**WHAT TO WORK ON**
Sort through the data and copy the lines holding the word "glyph".

**SUPPLIED MATERIAL**
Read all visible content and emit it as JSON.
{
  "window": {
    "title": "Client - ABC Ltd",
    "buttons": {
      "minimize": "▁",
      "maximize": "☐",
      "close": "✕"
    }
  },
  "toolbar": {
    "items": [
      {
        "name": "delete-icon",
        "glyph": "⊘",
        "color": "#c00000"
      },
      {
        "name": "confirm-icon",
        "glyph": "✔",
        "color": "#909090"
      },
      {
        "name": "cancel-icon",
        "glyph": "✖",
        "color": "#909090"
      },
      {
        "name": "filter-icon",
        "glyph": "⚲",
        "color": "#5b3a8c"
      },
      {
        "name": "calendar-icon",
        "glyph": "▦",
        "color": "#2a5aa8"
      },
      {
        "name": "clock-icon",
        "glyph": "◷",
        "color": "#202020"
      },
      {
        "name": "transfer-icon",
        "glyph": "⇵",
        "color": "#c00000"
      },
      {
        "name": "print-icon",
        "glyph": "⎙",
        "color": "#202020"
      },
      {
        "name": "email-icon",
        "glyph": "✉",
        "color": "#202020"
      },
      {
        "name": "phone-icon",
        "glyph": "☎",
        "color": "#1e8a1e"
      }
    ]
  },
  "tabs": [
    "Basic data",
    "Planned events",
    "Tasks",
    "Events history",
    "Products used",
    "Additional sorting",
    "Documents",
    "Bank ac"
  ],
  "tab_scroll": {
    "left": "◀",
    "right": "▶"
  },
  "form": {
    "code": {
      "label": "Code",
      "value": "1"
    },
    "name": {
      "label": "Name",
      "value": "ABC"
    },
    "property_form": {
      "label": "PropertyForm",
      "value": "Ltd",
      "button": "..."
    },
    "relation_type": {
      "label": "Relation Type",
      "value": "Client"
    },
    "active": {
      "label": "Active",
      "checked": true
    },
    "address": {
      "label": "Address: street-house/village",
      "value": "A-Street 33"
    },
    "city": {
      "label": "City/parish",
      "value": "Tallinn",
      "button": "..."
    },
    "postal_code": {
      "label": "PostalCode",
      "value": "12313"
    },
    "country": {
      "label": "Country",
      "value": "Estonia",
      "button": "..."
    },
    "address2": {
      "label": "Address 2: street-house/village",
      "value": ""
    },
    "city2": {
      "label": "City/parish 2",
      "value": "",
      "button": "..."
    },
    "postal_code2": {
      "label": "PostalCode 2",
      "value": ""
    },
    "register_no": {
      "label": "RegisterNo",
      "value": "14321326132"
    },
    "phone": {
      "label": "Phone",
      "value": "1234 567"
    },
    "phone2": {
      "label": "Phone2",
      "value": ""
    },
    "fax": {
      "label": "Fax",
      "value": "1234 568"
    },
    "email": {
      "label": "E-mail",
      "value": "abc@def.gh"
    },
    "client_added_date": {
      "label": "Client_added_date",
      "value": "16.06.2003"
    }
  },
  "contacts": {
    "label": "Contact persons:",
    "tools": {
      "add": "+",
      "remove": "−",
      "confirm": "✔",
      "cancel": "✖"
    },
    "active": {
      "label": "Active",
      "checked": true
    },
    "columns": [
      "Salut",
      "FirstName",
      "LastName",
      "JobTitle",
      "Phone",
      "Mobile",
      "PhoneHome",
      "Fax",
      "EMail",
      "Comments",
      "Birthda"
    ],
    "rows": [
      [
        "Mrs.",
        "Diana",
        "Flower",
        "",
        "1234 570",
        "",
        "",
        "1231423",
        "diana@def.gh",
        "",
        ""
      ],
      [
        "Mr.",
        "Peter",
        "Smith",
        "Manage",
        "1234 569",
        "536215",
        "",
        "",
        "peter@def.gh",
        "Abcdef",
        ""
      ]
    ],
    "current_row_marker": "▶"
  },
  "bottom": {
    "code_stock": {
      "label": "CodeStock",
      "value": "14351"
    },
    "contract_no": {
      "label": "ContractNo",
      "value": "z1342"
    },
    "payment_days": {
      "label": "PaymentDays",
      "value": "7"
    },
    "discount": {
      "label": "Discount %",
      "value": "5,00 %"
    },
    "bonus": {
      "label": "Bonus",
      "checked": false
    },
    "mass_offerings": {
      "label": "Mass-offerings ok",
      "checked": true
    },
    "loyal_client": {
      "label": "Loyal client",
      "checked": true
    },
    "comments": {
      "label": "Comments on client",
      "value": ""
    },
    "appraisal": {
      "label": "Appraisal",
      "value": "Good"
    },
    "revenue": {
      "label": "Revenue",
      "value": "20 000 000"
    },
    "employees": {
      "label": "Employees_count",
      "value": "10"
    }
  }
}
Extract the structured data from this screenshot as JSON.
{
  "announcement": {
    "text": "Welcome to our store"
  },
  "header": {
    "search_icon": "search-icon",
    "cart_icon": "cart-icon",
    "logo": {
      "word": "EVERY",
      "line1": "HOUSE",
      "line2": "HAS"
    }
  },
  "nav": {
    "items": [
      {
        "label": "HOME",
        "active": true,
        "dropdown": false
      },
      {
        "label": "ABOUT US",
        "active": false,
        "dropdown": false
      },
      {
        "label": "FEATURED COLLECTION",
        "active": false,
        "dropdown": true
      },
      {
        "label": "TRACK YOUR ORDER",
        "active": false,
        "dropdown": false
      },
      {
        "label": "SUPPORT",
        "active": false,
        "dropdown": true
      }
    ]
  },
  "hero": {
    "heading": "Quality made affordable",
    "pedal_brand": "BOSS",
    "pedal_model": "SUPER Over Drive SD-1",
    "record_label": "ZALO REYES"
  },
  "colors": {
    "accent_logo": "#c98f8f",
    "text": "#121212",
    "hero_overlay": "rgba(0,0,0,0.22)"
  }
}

**EXERCISE OUTPUT**
        "glyph": "⊘",
        "glyph": "✔",
        "glyph": "✖",
        "glyph": "⚲",
        "glyph": "▦",
        "glyph": "◷",
        "glyph": "⇵",
        "glyph": "⎙",
        "glyph": "✉",
        "glyph": "☎",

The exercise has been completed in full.